====== Information supplied
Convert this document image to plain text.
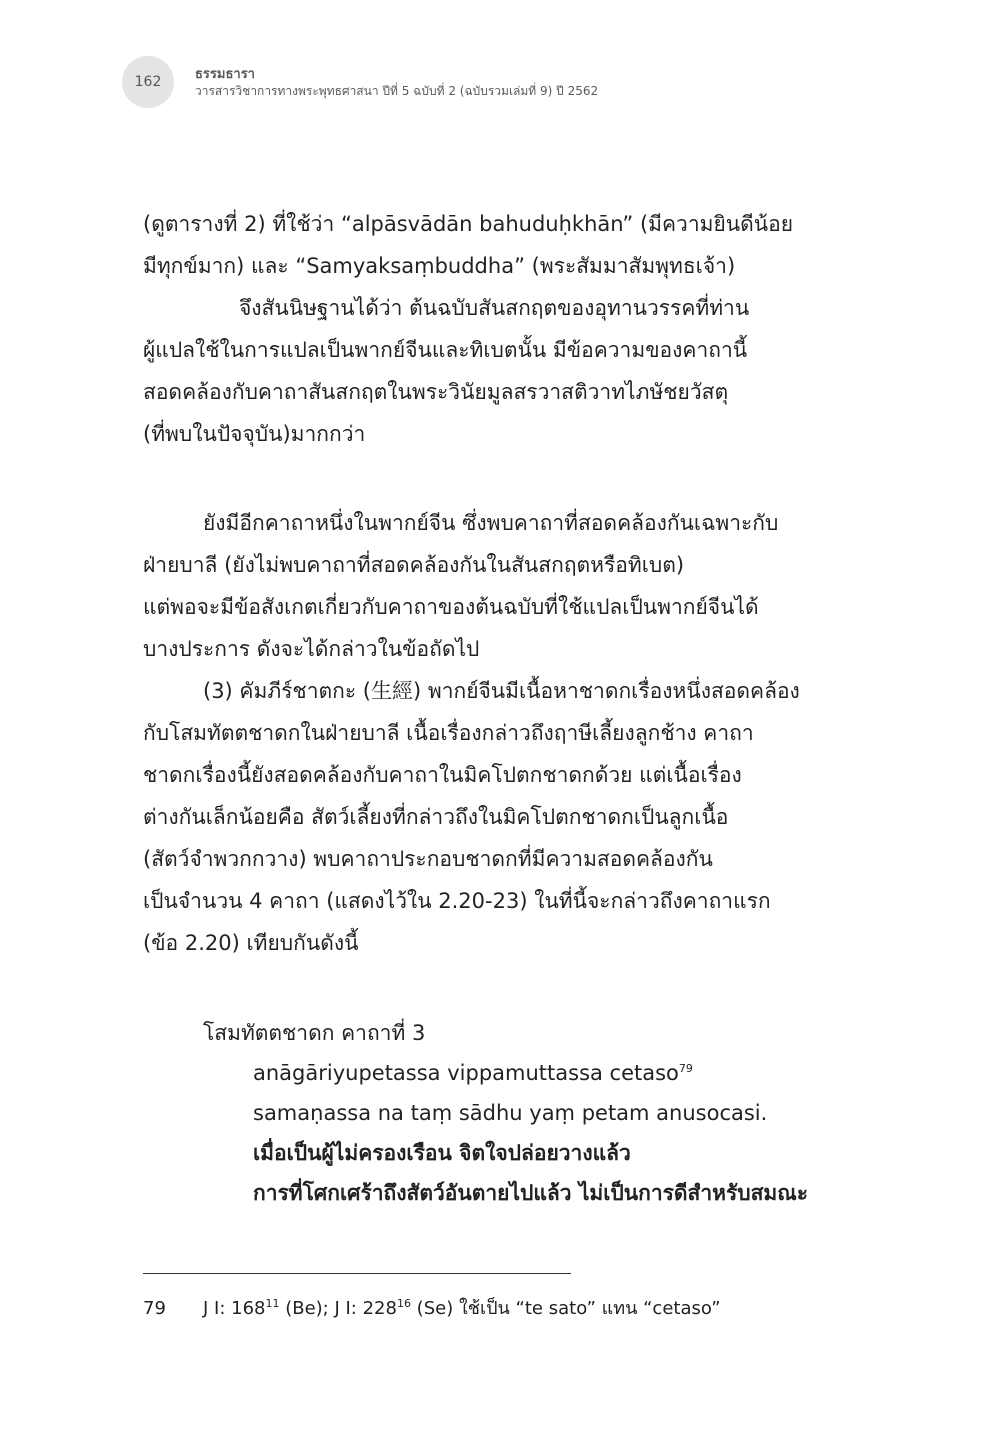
162	ธรรมธารา
วารสารวิชาการทางพระพุทธศาสนา ปีที่ 5 ฉบับที่ 2 (ฉบับรวมเล่มที่ 9) ปี 2562
(ดูตารางที่ 2) ที่ใช้ว่า “alpāsvādān bahuduḥkhān” (มีความยินดีน้อย
มีทุกข์มาก) และ “Samyaksaṃbuddha” (พระสัมมาสัมพุทธเจ้า)
จึงสันนิษฐานได้ว่า ต้นฉบับสันสกฤตของอุทานวรรคที่ท่าน
ผู้แปลใช้ในการแปลเป็นพากย์จีนและทิเบตนั้น มีข้อความของคาถานี้
สอดคล้องกับคาถาสันสกฤตในพระวินัยมูลสรวาสติวาทไภษัชยวัสตุ
(ที่พบในปัจจุบัน)มากกว่า
ยังมีอีกคาถาหนึ่งในพากย์จีน ซึ่งพบคาถาที่สอดคล้องกันเฉพาะกับ
ฝ่ายบาลี (ยังไม่พบคาถาที่สอดคล้องกันในสันสกฤตหรือทิเบต)
แต่พอจะมีข้อสังเกตเกี่ยวกับคาถาของต้นฉบับที่ใช้แปลเป็นพากย์จีนได้
บางประการ ดังจะได้กล่าวในข้อถัดไป
(3) คัมภีร์ชาตกะ (生經) พากย์จีนมีเนื้อหาชาดกเรื่องหนึ่งสอดคล้อง
กับโสมทัตตชาดกในฝ่ายบาลี เนื้อเรื่องกล่าวถึงฤาษีเลี้ยงลูกช้าง คาถา
ชาดกเรื่องนี้ยังสอดคล้องกับคาถาในมิคโปตกชาดกด้วย แต่เนื้อเรื่อง
ต่างกันเล็กน้อยคือ สัตว์เลี้ยงที่กล่าวถึงในมิคโปตกชาดกเป็นลูกเนื้อ
(สัตว์จำพวกกวาง) พบคาถาประกอบชาดกที่มีความสอดคล้องกัน
เป็นจำนวน 4 คาถา (แสดงไว้ใน 2.20-23) ในที่นี้จะกล่าวถึงคาถาแรก
(ข้อ 2.20) เทียบกันดังนี้
โสมทัตตชาดก คาถาที่ 3
anāgāriyupetassa vippamuttassa cetaso$^{79}$
samaṇassa na taṃ sādhu yaṃ petam anusocasi.
เมื่อเป็นผู้ไม่ครองเรือน จิตใจปล่อยวางแล้ว
การที่โศกเศร้าถึงสัตว์อันตายไปแล้ว ไม่เป็นการดีสำหรับสมณะ
79 J I: $168^{11}$ (Be); J I: $228^{16}$ (Se) ใช้เป็น “te sato” แทน “cetaso”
============
Your instructions:
All the records need to be repeated exactly, with the images dropped.

Solution for this problem:
Convert this document image to plain text.
162	ธรรมธารา
วารสารวิชาการทางพระพุทธศาสนา ปีที่ 5 ฉบับที่ 2 (ฉบับรวมเล่มที่ 9) ปี 2562
(ดูตารางที่ 2) ที่ใช้ว่า “alpāsvādān bahuduḥkhān” (มีความยินดีน้อย
มีทุกข์มาก) และ “Samyaksaṃbuddha” (พระสัมมาสัมพุทธเจ้า)
จึงสันนิษฐานได้ว่า ต้นฉบับสันสกฤตของอุทานวรรคที่ท่าน
ผู้แปลใช้ในการแปลเป็นพากย์จีนและทิเบตนั้น มีข้อความของคาถานี้
สอดคล้องกับคาถาสันสกฤตในพระวินัยมูลสรวาสติวาทไภษัชยวัสตุ
(ที่พบในปัจจุบัน)มากกว่า
ยังมีอีกคาถาหนึ่งในพากย์จีน ซึ่งพบคาถาที่สอดคล้องกันเฉพาะกับ
ฝ่ายบาลี (ยังไม่พบคาถาที่สอดคล้องกันในสันสกฤตหรือทิเบต)
แต่พอจะมีข้อสังเกตเกี่ยวกับคาถาของต้นฉบับที่ใช้แปลเป็นพากย์จีนได้
บางประการ ดังจะได้กล่าวในข้อถัดไป
(3) คัมภีร์ชาตกะ (生經) พากย์จีนมีเนื้อหาชาดกเรื่องหนึ่งสอดคล้อง
กับโสมทัตตชาดกในฝ่ายบาลี เนื้อเรื่องกล่าวถึงฤาษีเลี้ยงลูกช้าง คาถา
ชาดกเรื่องนี้ยังสอดคล้องกับคาถาในมิคโปตกชาดกด้วย แต่เนื้อเรื่อง
ต่างกันเล็กน้อยคือ สัตว์เลี้ยงที่กล่าวถึงในมิคโปตกชาดกเป็นลูกเนื้อ
(สัตว์จำพวกกวาง) พบคาถาประกอบชาดกที่มีความสอดคล้องกัน
เป็นจำนวน 4 คาถา (แสดงไว้ใน 2.20-23) ในที่นี้จะกล่าวถึงคาถาแรก
(ข้อ 2.20) เทียบกันดังนี้
โสมทัตตชาดก คาถาที่ 3
anāgāriyupetassa vippamuttassa cetaso$^{79}$
samaṇassa na taṃ sādhu yaṃ petam anusocasi.
เมื่อเป็นผู้ไม่ครองเรือน จิตใจปล่อยวางแล้ว
การที่โศกเศร้าถึงสัตว์อันตายไปแล้ว ไม่เป็นการดีสำหรับสมณะ
79 J I: $168^{11}$ (Be); J I: $228^{16}$ (Se) ใช้เป็น “te sato” แทน “cetaso”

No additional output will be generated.